- _GOAL OF THE EXERCISE_: Could you output the entries that follow exactly, omitting any pictures they contain?

- _DATA FOR PROCESSING_:
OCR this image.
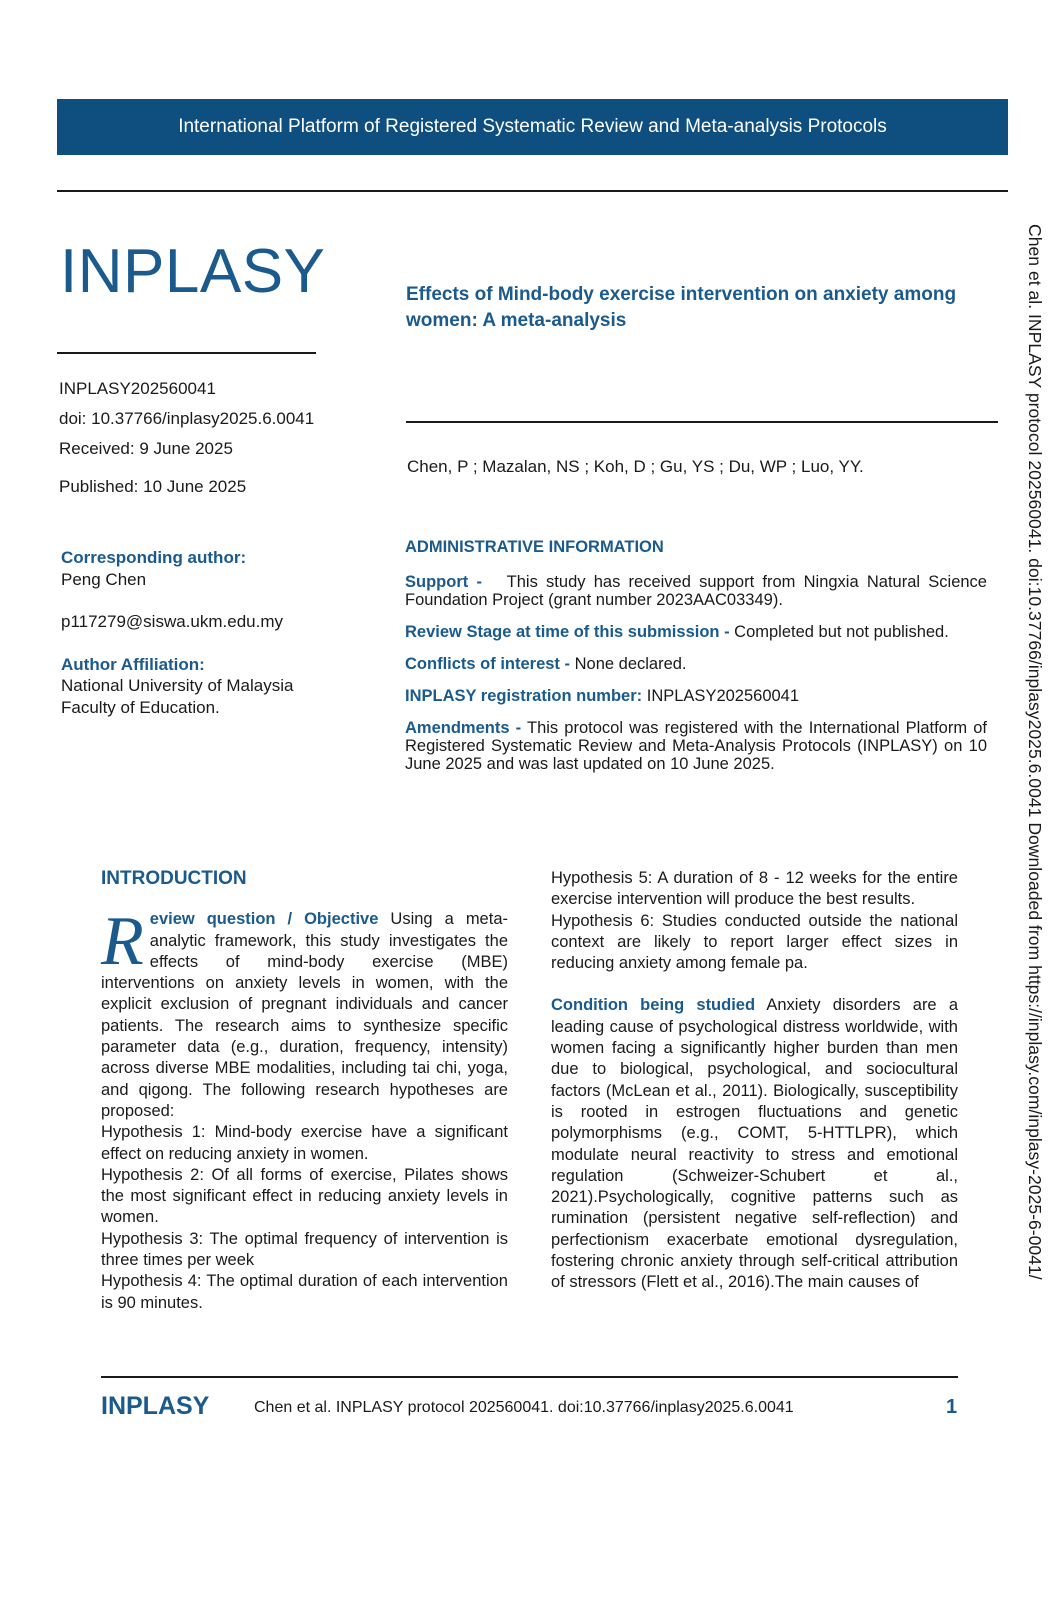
International Platform of Registered Systematic Review and Meta-analysis Protocols
INPLASY
INPLASY202560041
doi: 10.37766/inplasy2025.6.0041
Received: 9 June 2025
Published: 10 June 2025
Effects of Mind-body exercise intervention on anxiety among women: A meta-analysis
Chen, P ; Mazalan, NS ; Koh, D ; Gu, YS ; Du, WP ; Luo, YY.
Corresponding author:
Peng Chen
p117279@siswa.ukm.edu.my
Author Affiliation:
National University of Malaysia
Faculty of Education.
ADMINISTRATIVE INFORMATION

Support - This study has received support from Ningxia Natural Science Foundation Project (grant number 2023AAC03349).

Review Stage at time of this submission - Completed but not published.

Conflicts of interest - None declared.

INPLASY registration number: INPLASY202560041

Amendments - This protocol was registered with the International Platform of Registered Systematic Review and Meta-Analysis Protocols (INPLASY) on 10 June 2025 and was last updated on 10 June 2025.	Chen et al. INPLASY protocol 202560041. doi:10.37766/inplasy2025.6.0041 Downloaded from https://inplasy.com/inplasy-2025-6-0041/
INTRODUCTION

Review question / Objective Using a meta-analytic framework, this study investigates the effects of mind-body exercise (MBE) interventions on anxiety levels in women, with the explicit exclusion of pregnant individuals and cancer patients. The research aims to synthesize specific parameter data (e.g., duration, frequency, intensity) across diverse MBE modalities, including tai chi, yoga, and qigong. The following research hypotheses are proposed:

Hypothesis 1: Mind-body exercise have a significant effect on reducing anxiety in women.

Hypothesis 2: Of all forms of exercise, Pilates shows the most significant effect in reducing anxiety levels in women.

Hypothesis 3: The optimal frequency of intervention is three times per week

Hypothesis 4: The optimal duration of each intervention is 90 minutes.

Hypothesis 5: A duration of 8 - 12 weeks for the entire exercise intervention will produce the best results.

Hypothesis 6: Studies conducted outside the national context are likely to report larger effect sizes in reducing anxiety among female pa.

Condition being studied Anxiety disorders are a leading cause of psychological distress worldwide, with women facing a significantly higher burden than men due to biological, psychological, and sociocultural factors (McLean et al., 2011). Biologically, susceptibility is rooted in estrogen fluctuations and genetic polymorphisms (e.g., COMT, 5-HTTLPR), which modulate neural reactivity to stress and emotional regulation (Schweizer-Schubert et al., 2021).Psychologically, cognitive patterns such as rumination (persistent negative self-reflection) and perfectionism exacerbate emotional dysregulation, fostering chronic anxiety through self-critical attribution of stressors (Flett et al., 2016).The main causes of

INPLASY	Chen et al. INPLASY protocol 202560041. doi:10.37766/inplasy2025.6.0041	1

- _TASK OUTPUT_:
OCR this image.
International Platform of Registered Systematic Review and Meta-analysis Protocols
INPLASY
INPLASY202560041
doi: 10.37766/inplasy2025.6.0041
Received: 9 June 2025
Published: 10 June 2025
Effects of Mind-body exercise intervention on anxiety among women: A meta-analysis
Chen, P ; Mazalan, NS ; Koh, D ; Gu, YS ; Du, WP ; Luo, YY.
Corresponding author:
Peng Chen
p117279@siswa.ukm.edu.my
Author Affiliation:
National University of Malaysia
Faculty of Education.
ADMINISTRATIVE INFORMATION

Support - This study has received support from Ningxia Natural Science Foundation Project (grant number 2023AAC03349).

Review Stage at time of this submission - Completed but not published.

Conflicts of interest - None declared.

INPLASY registration number: INPLASY202560041

Amendments - This protocol was registered with the International Platform of Registered Systematic Review and Meta-Analysis Protocols (INPLASY) on 10 June 2025 and was last updated on 10 June 2025.	Chen et al. INPLASY protocol 202560041. doi:10.37766/inplasy2025.6.0041 Downloaded from https://inplasy.com/inplasy-2025-6-0041/
INTRODUCTION

Review question / Objective Using a meta-analytic framework, this study investigates the effects of mind-body exercise (MBE) interventions on anxiety levels in women, with the explicit exclusion of pregnant individuals and cancer patients. The research aims to synthesize specific parameter data (e.g., duration, frequency, intensity) across diverse MBE modalities, including tai chi, yoga, and qigong. The following research hypotheses are proposed:

Hypothesis 1: Mind-body exercise have a significant effect on reducing anxiety in women.

Hypothesis 2: Of all forms of exercise, Pilates shows the most significant effect in reducing anxiety levels in women.

Hypothesis 3: The optimal frequency of intervention is three times per week

Hypothesis 4: The optimal duration of each intervention is 90 minutes.

Hypothesis 5: A duration of 8 - 12 weeks for the entire exercise intervention will produce the best results.

Hypothesis 6: Studies conducted outside the national context are likely to report larger effect sizes in reducing anxiety among female pa.

Condition being studied Anxiety disorders are a leading cause of psychological distress worldwide, with women facing a significantly higher burden than men due to biological, psychological, and sociocultural factors (McLean et al., 2011). Biologically, susceptibility is rooted in estrogen fluctuations and genetic polymorphisms (e.g., COMT, 5-HTTLPR), which modulate neural reactivity to stress and emotional regulation (Schweizer-Schubert et al., 2021).Psychologically, cognitive patterns such as rumination (persistent negative self-reflection) and perfectionism exacerbate emotional dysregulation, fostering chronic anxiety through self-critical attribution of stressors (Flett et al., 2016).The main causes of

INPLASY	Chen et al. INPLASY protocol 202560041. doi:10.37766/inplasy2025.6.0041	1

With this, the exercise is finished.